#### SHORT EXERCISE:
Where a line of the material contains the string "在小红书上以", copy that line.

# Start of DATASET ENTRIES

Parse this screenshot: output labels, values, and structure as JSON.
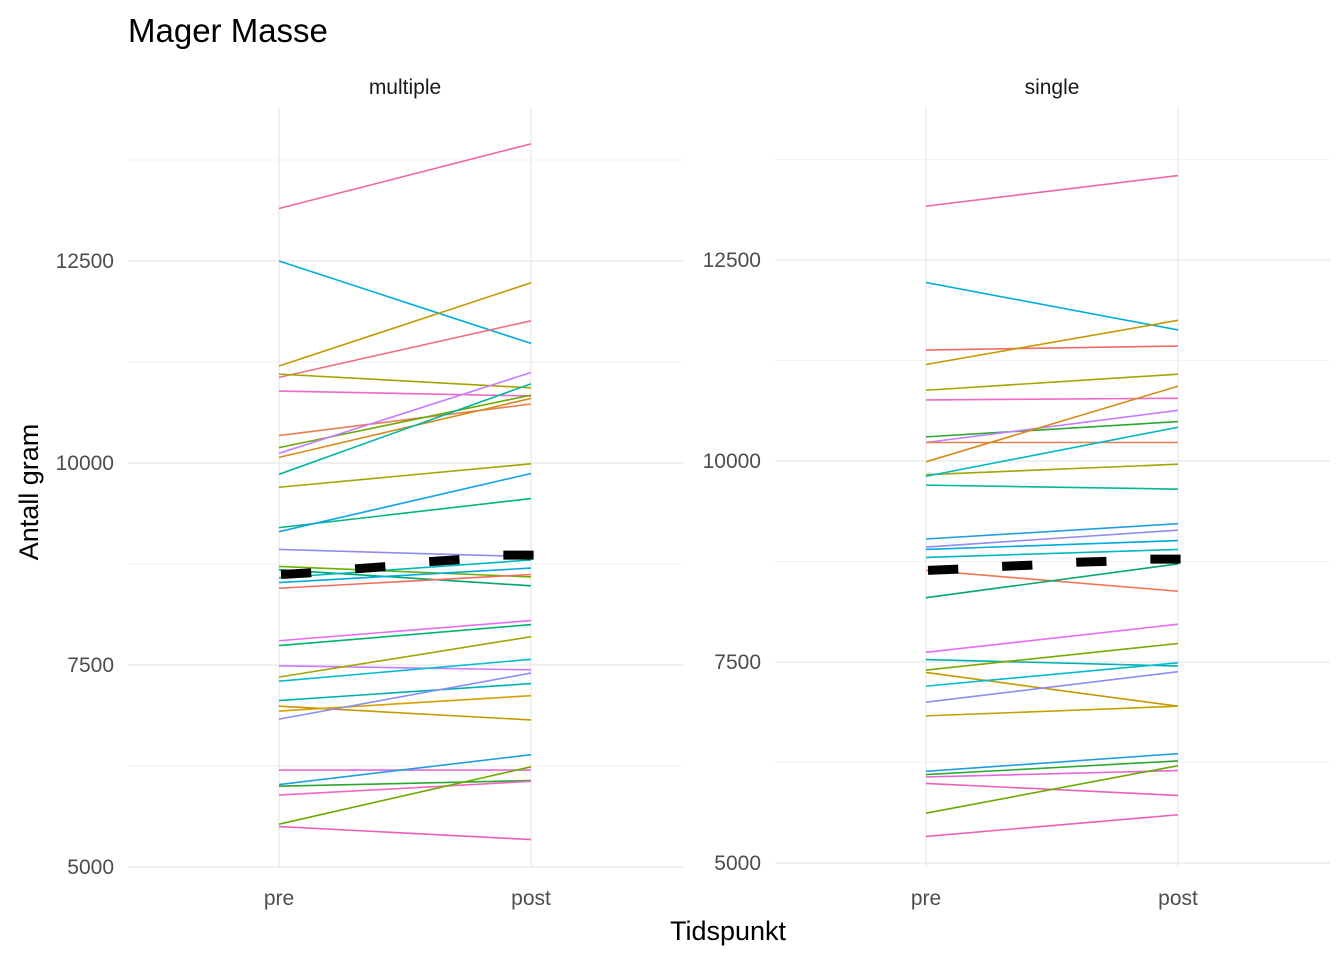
{
  "chart_data": {
    "type": "line",
    "title": "Mager Masse",
    "xlabel": "Tidspunkt",
    "ylabel": "Antall gram",
    "categories": [
      "pre",
      "post"
    ],
    "ylim": [
      4950,
      14400
    ],
    "yticks": [
      5000,
      7500,
      10000,
      12500
    ],
    "grid": true,
    "legend": "none",
    "panels": [
      {
        "name": "multiple",
        "series": [
          {
            "values": [
              13150,
              13950
            ],
            "color": "#f066a8"
          },
          {
            "values": [
              12500,
              11480
            ],
            "color": "#00aedb"
          },
          {
            "values": [
              11200,
              12230
            ],
            "color": "#c49a00"
          },
          {
            "values": [
              11060,
              11760
            ],
            "color": "#ef6f82"
          },
          {
            "values": [
              11100,
              10930
            ],
            "color": "#a3a500"
          },
          {
            "values": [
              10890,
              10830
            ],
            "color": "#f268c4"
          },
          {
            "values": [
              10340,
              10730
            ],
            "color": "#e87d4e"
          },
          {
            "values": [
              10190,
              10840
            ],
            "color": "#6aaa00"
          },
          {
            "values": [
              10120,
              11120
            ],
            "color": "#c77cff"
          },
          {
            "values": [
              10070,
              10800
            ],
            "color": "#d48a1a"
          },
          {
            "values": [
              9860,
              10980
            ],
            "color": "#00b8a0"
          },
          {
            "values": [
              9700,
              9990
            ],
            "color": "#a3a500"
          },
          {
            "values": [
              9200,
              9560
            ],
            "color": "#00b57f"
          },
          {
            "values": [
              9150,
              9870
            ],
            "color": "#11a4e8"
          },
          {
            "values": [
              8930,
              8840
            ],
            "color": "#8f8cf0"
          },
          {
            "values": [
              8720,
              8590
            ],
            "color": "#6bb100"
          },
          {
            "values": [
              8680,
              8480
            ],
            "color": "#00a86b"
          },
          {
            "values": [
              8580,
              8800
            ],
            "color": "#00b8c0"
          },
          {
            "values": [
              8520,
              8700
            ],
            "color": "#00a9e0"
          },
          {
            "values": [
              8450,
              8620
            ],
            "color": "#f06b5c"
          },
          {
            "values": [
              7800,
              8050
            ],
            "color": "#e56df2"
          },
          {
            "values": [
              7740,
              8000
            ],
            "color": "#00b36a"
          },
          {
            "values": [
              7490,
              7440
            ],
            "color": "#c77cff"
          },
          {
            "values": [
              7350,
              7850
            ],
            "color": "#a3a500"
          },
          {
            "values": [
              7300,
              7570
            ],
            "color": "#00bcd0"
          },
          {
            "values": [
              7060,
              7270
            ],
            "color": "#00b0b0"
          },
          {
            "values": [
              6990,
              6820
            ],
            "color": "#c49a00"
          },
          {
            "values": [
              6930,
              7120
            ],
            "color": "#d8a000"
          },
          {
            "values": [
              6830,
              7400
            ],
            "color": "#8b8df0"
          },
          {
            "values": [
              6200,
              6200
            ],
            "color": "#e568d8"
          },
          {
            "values": [
              6020,
              6390
            ],
            "color": "#1f9ee0"
          },
          {
            "values": [
              6000,
              6070
            ],
            "color": "#2aa830"
          },
          {
            "values": [
              5890,
              6060
            ],
            "color": "#f268c4"
          },
          {
            "values": [
              5530,
              6240
            ],
            "color": "#6aaa00"
          },
          {
            "values": [
              5500,
              5340
            ],
            "color": "#ef5fb8"
          }
        ],
        "mean": [
          8620,
          8690,
          8780,
          8860
        ]
      },
      {
        "name": "single",
        "series": [
          {
            "values": [
              13170,
              13550
            ],
            "color": "#f066a8"
          },
          {
            "values": [
              12220,
              11630
            ],
            "color": "#00aedb"
          },
          {
            "values": [
              11380,
              11430
            ],
            "color": "#f06b6b"
          },
          {
            "values": [
              11200,
              11750
            ],
            "color": "#c49a00"
          },
          {
            "values": [
              10880,
              11080
            ],
            "color": "#a3a500"
          },
          {
            "values": [
              10760,
              10780
            ],
            "color": "#f268c4"
          },
          {
            "values": [
              10300,
              10490
            ],
            "color": "#2aa830"
          },
          {
            "values": [
              10230,
              10630
            ],
            "color": "#c77cff"
          },
          {
            "values": [
              10230,
              10230
            ],
            "color": "#e87d4e"
          },
          {
            "values": [
              9990,
              10930
            ],
            "color": "#d48a1a"
          },
          {
            "values": [
              9830,
              9960
            ],
            "color": "#a3a500"
          },
          {
            "values": [
              9810,
              10420
            ],
            "color": "#00b8c0"
          },
          {
            "values": [
              9700,
              9650
            ],
            "color": "#00b896"
          },
          {
            "values": [
              9030,
              9220
            ],
            "color": "#1f9ee0"
          },
          {
            "values": [
              8930,
              9140
            ],
            "color": "#8f8cf0"
          },
          {
            "values": [
              8900,
              9010
            ],
            "color": "#00a9e0"
          },
          {
            "values": [
              8800,
              8900
            ],
            "color": "#00b8c0"
          },
          {
            "values": [
              8640,
              8380
            ],
            "color": "#f07850"
          },
          {
            "values": [
              8300,
              8720
            ],
            "color": "#00a86b"
          },
          {
            "values": [
              7620,
              7970
            ],
            "color": "#e56df2"
          },
          {
            "values": [
              7530,
              7450
            ],
            "color": "#00b0b0"
          },
          {
            "values": [
              7400,
              7730
            ],
            "color": "#7aaa00"
          },
          {
            "values": [
              7370,
              6950
            ],
            "color": "#c49a00"
          },
          {
            "values": [
              7200,
              7490
            ],
            "color": "#00bcd0"
          },
          {
            "values": [
              7000,
              7380
            ],
            "color": "#8b8df0"
          },
          {
            "values": [
              6830,
              6950
            ],
            "color": "#c4a000"
          },
          {
            "values": [
              6140,
              6360
            ],
            "color": "#1f9ee0"
          },
          {
            "values": [
              6100,
              6270
            ],
            "color": "#2aa830"
          },
          {
            "values": [
              6070,
              6150
            ],
            "color": "#e568d8"
          },
          {
            "values": [
              5990,
              5840
            ],
            "color": "#ef5fb8"
          },
          {
            "values": [
              5620,
              6210
            ],
            "color": "#6aaa00"
          },
          {
            "values": [
              5330,
              5600
            ],
            "color": "#ef5fb8"
          }
        ],
        "mean": [
          8640,
          8690,
          8740,
          8780
        ]
      }
    ]
  }
}
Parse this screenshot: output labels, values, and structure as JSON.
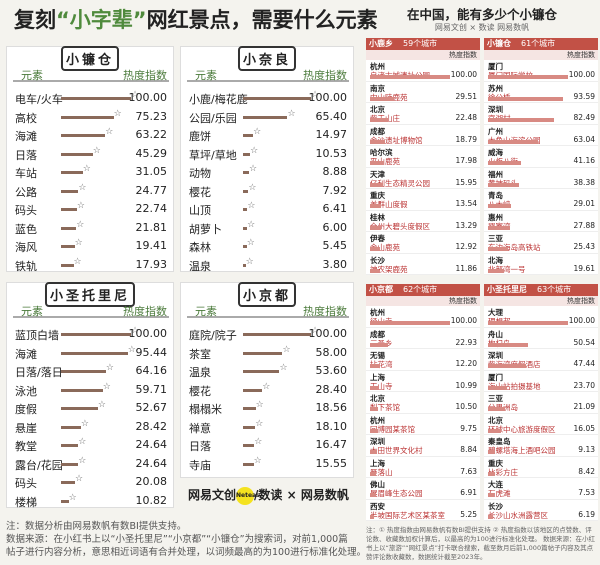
{
  "title": {
    "pre": "复刻",
    "highlight": "“小字辈”",
    "post": "网红景点，需要什么元素"
  },
  "col_left": "元素",
  "col_right": "热度指数",
  "colors": {
    "bar": "#8a6a5a",
    "accent": "#4f8a3c",
    "red": "#c25146"
  },
  "chart_data": [
    {
      "type": "bar",
      "title": "小镰仓",
      "categories": [
        "电车/火车",
        "高校",
        "海滩",
        "日落",
        "车站",
        "公路",
        "码头",
        "蓝色",
        "海风",
        "铁轨"
      ],
      "values": [
        100.0,
        75.23,
        63.22,
        45.29,
        31.05,
        24.77,
        22.74,
        21.81,
        19.41,
        17.93
      ],
      "value_labels": [
        "100.00",
        "75.23",
        "63.22",
        "45.29",
        "31.05",
        "24.77",
        "22.74",
        "21.81",
        "19.41",
        "17.93"
      ]
    },
    {
      "type": "bar",
      "title": "小奈良",
      "categories": [
        "小鹿/梅花鹿",
        "公园/乐园",
        "鹿饼",
        "草坪/草地",
        "动物",
        "樱花",
        "山顶",
        "胡萝卜",
        "森林",
        "温泉"
      ],
      "values": [
        100.0,
        65.4,
        14.97,
        10.53,
        8.88,
        7.92,
        6.41,
        6.0,
        5.45,
        3.8
      ],
      "value_labels": [
        "100.00",
        "65.40",
        "14.97",
        "10.53",
        "8.88",
        "7.92",
        "6.41",
        "6.00",
        "5.45",
        "3.80"
      ]
    },
    {
      "type": "bar",
      "title": "小圣托里尼",
      "categories": [
        "蓝顶白墙",
        "海滩",
        "日落/落日",
        "泳池",
        "度假",
        "悬崖",
        "教堂",
        "露台/花园",
        "码头",
        "楼梯"
      ],
      "values": [
        100.0,
        95.44,
        64.16,
        59.71,
        52.67,
        28.42,
        24.64,
        24.64,
        20.08,
        10.82
      ],
      "value_labels": [
        "100.00",
        "95.44",
        "64.16",
        "59.71",
        "52.67",
        "28.42",
        "24.64",
        "24.64",
        "20.08",
        "10.82"
      ]
    },
    {
      "type": "bar",
      "title": "小京都",
      "categories": [
        "庭院/院子",
        "茶室",
        "温泉",
        "樱花",
        "榻榻米",
        "禅意",
        "日落",
        "寺庙"
      ],
      "values": [
        100.0,
        58.0,
        53.6,
        28.4,
        18.56,
        18.1,
        16.47,
        15.55
      ],
      "value_labels": [
        "100.00",
        "58.00",
        "53.60",
        "28.40",
        "18.56",
        "18.10",
        "16.47",
        "15.55"
      ]
    },
    {
      "type": "table",
      "title": "小京都",
      "count": "62个城市",
      "rows": [
        [
          "杭州",
          "径山寺",
          "100.00",
          100
        ],
        [
          "成都",
          "三圣乡",
          "22.93",
          22.93
        ],
        [
          "无锡",
          "拈花湾",
          "12.20",
          12.2
        ],
        [
          "上海",
          "玉山寺",
          "10.99",
          10.99
        ],
        [
          "北京",
          "梨下茶馆",
          "10.50",
          10.5
        ],
        [
          "杭州",
          "回博园某茶馆",
          "9.75",
          9.75
        ],
        [
          "深圳",
          "大田世界文化村",
          "8.84",
          8.84
        ],
        [
          "上海",
          "雁落山",
          "7.63",
          7.63
        ],
        [
          "佛山",
          "展眉峰生态公园",
          "6.91",
          6.91
        ],
        [
          "西安",
          "半坡国际艺术区某茶室",
          "5.25",
          5.25
        ]
      ]
    },
    {
      "type": "table",
      "title": "小圣托里尼",
      "count": "63个城市",
      "rows": [
        [
          "大理",
          "理想邦",
          "100.00",
          100
        ],
        [
          "舟山",
          "枸杞岛",
          "50.54",
          50.54
        ],
        [
          "深圳",
          "紫海湾度假酒店",
          "47.44",
          47.44
        ],
        [
          "厦门",
          "海山站拍摄基地",
          "23.70",
          23.7
        ],
        [
          "三亚",
          "分界洲岛",
          "21.09",
          21.09
        ],
        [
          "北京",
          "环球中心旅游度假区",
          "16.05",
          16.05
        ],
        [
          "秦皇岛",
          "碧螺塔海上酒吧公园",
          "9.13",
          9.13
        ],
        [
          "重庆",
          "比彩方庄",
          "8.42",
          8.42
        ],
        [
          "大连",
          "石虎滩",
          "7.53",
          7.53
        ],
        [
          "长沙",
          "长沙山水洲露营区",
          "6.19",
          6.19
        ]
      ]
    },
    {
      "type": "table",
      "title": "小鹿乡",
      "count": "59个城市",
      "rows": [
        [
          "杭州",
          "良渚古城遗址公园",
          "100.00",
          100
        ],
        [
          "南京",
          "中山陵鹿苑",
          "29.51",
          29.51
        ],
        [
          "北京",
          "紫玉山庄",
          "22.48",
          22.48
        ],
        [
          "成都",
          "金沙遗址博物馆",
          "18.79",
          18.79
        ],
        [
          "哈尔滨",
          "平山鹿苑",
          "17.98",
          17.98
        ],
        [
          "天津",
          "亿利生态精灵公园",
          "15.95",
          15.95
        ],
        [
          "重庆",
          "羊群山度假",
          "13.54",
          13.54
        ],
        [
          "桂林",
          "全州大碧头度假区",
          "13.29",
          13.29
        ],
        [
          "伊春",
          "金山鹿苑",
          "12.92",
          12.92
        ],
        [
          "长沙",
          "神农架鹿苑",
          "11.86",
          11.86
        ]
      ]
    },
    {
      "type": "table",
      "title": "小镰仓",
      "count": "61个城市",
      "rows": [
        [
          "厦门",
          "厦门国际学校",
          "100.00",
          100
        ],
        [
          "苏州",
          "徐公桥",
          "93.59",
          93.59
        ],
        [
          "深圳",
          "官湖村",
          "82.49",
          82.49
        ],
        [
          "广州",
          "大角山海滨公园",
          "63.04",
          63.04
        ],
        [
          "威海",
          "火炬八街",
          "41.16",
          41.16
        ],
        [
          "福州",
          "黄坡码头",
          "38.38",
          38.38
        ],
        [
          "青岛",
          "八大峡",
          "29.01",
          29.01
        ],
        [
          "惠州",
          "巽寮湾",
          "27.88",
          27.88
        ],
        [
          "三亚",
          "东边海岛高铁站",
          "25.43",
          25.43
        ],
        [
          "北海",
          "北部湾一号",
          "19.61",
          19.61
        ]
      ]
    }
  ],
  "brand": {
    "a": "网易文创",
    "b": "数读",
    "x": "×",
    "c": "网易数帆",
    "dot": "Neteas"
  },
  "notes": [
    "注：数据分析由网易数帆有数BI提供支持。",
    "数据来源：在小红书上以“小圣托里尼”“小京都”“小镰仓”为搜索词，对前1,000篇",
    "帖子进行内容分析，意思相近词语有合并处理，以词频最高的为100进行标准化处理。"
  ],
  "right": {
    "title": "在中国，能有多少个小镰仓",
    "sub": "网易文创 × 数读 网易数帆",
    "subhead": "热度指数",
    "note": "注：① 热度指数由网易数帆有数BI提供支持 ② 热度指数以该地区的点赞数、评论数、收藏数加权计算后，以最高的为100进行标准化处理。 数据来源：在小红书上以“旅游”“网红景点”打卡联合搜索，截至数月后前1,000篇帖子内容及其点赞评论数收藏数，数据统计截至2023年。"
  }
}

# End of DATASET ENTRIES

#### ANSWER TO THIS PROBLEM:
    "数据来源：在小红书上以“小圣托里尼”“小京都”“小镰仓”为搜索词，对前1,000篇",
    "note": "注：① 热度指数由网易数帆有数BI提供支持 ② 热度指数以该地区的点赞数、评论数、收藏数加权计算后，以最高的为100进行标准化处理。 数据来源：在小红书上以“旅游”“网红景点”打卡联合搜索，截至数月后前1,000篇帖子内容及其点赞评论数收藏数，数据统计截至2023年。"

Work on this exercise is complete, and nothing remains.